*Your goal*
Every record below should be printed exactly as it appears.

━━━━━ Extracted data ━━━━━

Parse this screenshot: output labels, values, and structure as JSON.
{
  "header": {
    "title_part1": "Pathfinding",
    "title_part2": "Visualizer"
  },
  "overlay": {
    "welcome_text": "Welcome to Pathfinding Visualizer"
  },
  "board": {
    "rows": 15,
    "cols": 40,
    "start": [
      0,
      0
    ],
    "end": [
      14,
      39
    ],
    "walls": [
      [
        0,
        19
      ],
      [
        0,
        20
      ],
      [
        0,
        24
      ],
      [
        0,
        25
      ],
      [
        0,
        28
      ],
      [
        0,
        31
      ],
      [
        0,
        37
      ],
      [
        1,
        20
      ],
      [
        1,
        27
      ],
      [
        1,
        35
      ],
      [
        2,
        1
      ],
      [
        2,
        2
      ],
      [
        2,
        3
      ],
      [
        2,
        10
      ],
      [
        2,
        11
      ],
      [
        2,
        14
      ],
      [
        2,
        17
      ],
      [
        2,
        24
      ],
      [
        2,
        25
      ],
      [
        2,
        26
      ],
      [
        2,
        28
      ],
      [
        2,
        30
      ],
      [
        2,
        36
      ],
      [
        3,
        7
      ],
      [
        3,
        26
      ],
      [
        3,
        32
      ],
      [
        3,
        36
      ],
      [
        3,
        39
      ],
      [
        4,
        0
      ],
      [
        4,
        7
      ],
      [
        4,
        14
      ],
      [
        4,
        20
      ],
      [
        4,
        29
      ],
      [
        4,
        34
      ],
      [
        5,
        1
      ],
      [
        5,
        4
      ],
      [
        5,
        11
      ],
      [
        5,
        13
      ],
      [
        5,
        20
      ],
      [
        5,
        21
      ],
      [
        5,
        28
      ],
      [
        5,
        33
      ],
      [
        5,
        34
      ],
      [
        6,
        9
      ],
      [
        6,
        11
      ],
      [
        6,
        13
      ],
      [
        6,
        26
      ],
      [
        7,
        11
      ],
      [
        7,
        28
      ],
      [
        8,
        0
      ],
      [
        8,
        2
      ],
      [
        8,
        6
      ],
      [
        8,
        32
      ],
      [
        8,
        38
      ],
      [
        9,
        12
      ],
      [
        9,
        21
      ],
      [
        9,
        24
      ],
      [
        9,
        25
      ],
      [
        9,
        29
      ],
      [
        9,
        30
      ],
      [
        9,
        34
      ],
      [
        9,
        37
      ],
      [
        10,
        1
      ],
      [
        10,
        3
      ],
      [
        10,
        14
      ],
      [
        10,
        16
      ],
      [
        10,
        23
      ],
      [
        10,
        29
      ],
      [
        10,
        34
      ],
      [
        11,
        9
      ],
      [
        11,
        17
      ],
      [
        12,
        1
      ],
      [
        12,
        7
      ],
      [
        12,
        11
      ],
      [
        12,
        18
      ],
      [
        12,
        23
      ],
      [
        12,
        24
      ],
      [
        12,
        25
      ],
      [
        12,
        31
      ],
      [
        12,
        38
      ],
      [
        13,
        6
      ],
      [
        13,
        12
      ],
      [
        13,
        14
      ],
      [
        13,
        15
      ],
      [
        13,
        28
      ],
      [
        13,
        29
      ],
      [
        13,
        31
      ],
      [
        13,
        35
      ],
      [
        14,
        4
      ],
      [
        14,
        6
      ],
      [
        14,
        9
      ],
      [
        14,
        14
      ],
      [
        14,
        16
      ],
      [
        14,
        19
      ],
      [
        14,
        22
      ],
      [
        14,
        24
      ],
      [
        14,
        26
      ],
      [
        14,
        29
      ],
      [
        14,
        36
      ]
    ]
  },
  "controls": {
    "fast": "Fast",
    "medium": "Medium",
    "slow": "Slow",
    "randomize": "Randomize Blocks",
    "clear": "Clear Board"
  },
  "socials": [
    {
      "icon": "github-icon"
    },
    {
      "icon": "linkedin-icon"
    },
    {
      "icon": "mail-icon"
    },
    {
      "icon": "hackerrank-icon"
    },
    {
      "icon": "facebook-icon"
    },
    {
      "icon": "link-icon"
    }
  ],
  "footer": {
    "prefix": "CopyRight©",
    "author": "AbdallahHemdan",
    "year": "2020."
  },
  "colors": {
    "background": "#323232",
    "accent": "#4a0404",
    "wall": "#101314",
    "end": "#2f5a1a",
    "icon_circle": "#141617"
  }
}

━━━━━

*Response below*
Parse this screenshot: output labels, values, and structure as JSON.
{
  "header": {
    "title_part1": "Pathfinding",
    "title_part2": "Visualizer"
  },
  "overlay": {
    "welcome_text": "Welcome to Pathfinding Visualizer"
  },
  "board": {
    "rows": 15,
    "cols": 40,
    "start": [
      0,
      0
    ],
    "end": [
      14,
      39
    ],
    "walls": [
      [
        0,
        19
      ],
      [
        0,
        20
      ],
      [
        0,
        24
      ],
      [
        0,
        25
      ],
      [
        0,
        28
      ],
      [
        0,
        31
      ],
      [
        0,
        37
      ],
      [
        1,
        20
      ],
      [
        1,
        27
      ],
      [
        1,
        35
      ],
      [
        2,
        1
      ],
      [
        2,
        2
      ],
      [
        2,
        3
      ],
      [
        2,
        10
      ],
      [
        2,
        11
      ],
      [
        2,
        14
      ],
      [
        2,
        17
      ],
      [
        2,
        24
      ],
      [
        2,
        25
      ],
      [
        2,
        26
      ],
      [
        2,
        28
      ],
      [
        2,
        30
      ],
      [
        2,
        36
      ],
      [
        3,
        7
      ],
      [
        3,
        26
      ],
      [
        3,
        32
      ],
      [
        3,
        36
      ],
      [
        3,
        39
      ],
      [
        4,
        0
      ],
      [
        4,
        7
      ],
      [
        4,
        14
      ],
      [
        4,
        20
      ],
      [
        4,
        29
      ],
      [
        4,
        34
      ],
      [
        5,
        1
      ],
      [
        5,
        4
      ],
      [
        5,
        11
      ],
      [
        5,
        13
      ],
      [
        5,
        20
      ],
      [
        5,
        21
      ],
      [
        5,
        28
      ],
      [
        5,
        33
      ],
      [
        5,
        34
      ],
      [
        6,
        9
      ],
      [
        6,
        11
      ],
      [
        6,
        13
      ],
      [
        6,
        26
      ],
      [
        7,
        11
      ],
      [
        7,
        28
      ],
      [
        8,
        0
      ],
      [
        8,
        2
      ],
      [
        8,
        6
      ],
      [
        8,
        32
      ],
      [
        8,
        38
      ],
      [
        9,
        12
      ],
      [
        9,
        21
      ],
      [
        9,
        24
      ],
      [
        9,
        25
      ],
      [
        9,
        29
      ],
      [
        9,
        30
      ],
      [
        9,
        34
      ],
      [
        9,
        37
      ],
      [
        10,
        1
      ],
      [
        10,
        3
      ],
      [
        10,
        14
      ],
      [
        10,
        16
      ],
      [
        10,
        23
      ],
      [
        10,
        29
      ],
      [
        10,
        34
      ],
      [
        11,
        9
      ],
      [
        11,
        17
      ],
      [
        12,
        1
      ],
      [
        12,
        7
      ],
      [
        12,
        11
      ],
      [
        12,
        18
      ],
      [
        12,
        23
      ],
      [
        12,
        24
      ],
      [
        12,
        25
      ],
      [
        12,
        31
      ],
      [
        12,
        38
      ],
      [
        13,
        6
      ],
      [
        13,
        12
      ],
      [
        13,
        14
      ],
      [
        13,
        15
      ],
      [
        13,
        28
      ],
      [
        13,
        29
      ],
      [
        13,
        31
      ],
      [
        13,
        35
      ],
      [
        14,
        4
      ],
      [
        14,
        6
      ],
      [
        14,
        9
      ],
      [
        14,
        14
      ],
      [
        14,
        16
      ],
      [
        14,
        19
      ],
      [
        14,
        22
      ],
      [
        14,
        24
      ],
      [
        14,
        26
      ],
      [
        14,
        29
      ],
      [
        14,
        36
      ]
    ]
  },
  "controls": {
    "fast": "Fast",
    "medium": "Medium",
    "slow": "Slow",
    "randomize": "Randomize Blocks",
    "clear": "Clear Board"
  },
  "socials": [
    {
      "icon": "github-icon"
    },
    {
      "icon": "linkedin-icon"
    },
    {
      "icon": "mail-icon"
    },
    {
      "icon": "hackerrank-icon"
    },
    {
      "icon": "facebook-icon"
    },
    {
      "icon": "link-icon"
    }
  ],
  "footer": {
    "prefix": "CopyRight©",
    "author": "AbdallahHemdan",
    "year": "2020."
  },
  "colors": {
    "background": "#323232",
    "accent": "#4a0404",
    "wall": "#101314",
    "end": "#2f5a1a",
    "icon_circle": "#141617"
  }
}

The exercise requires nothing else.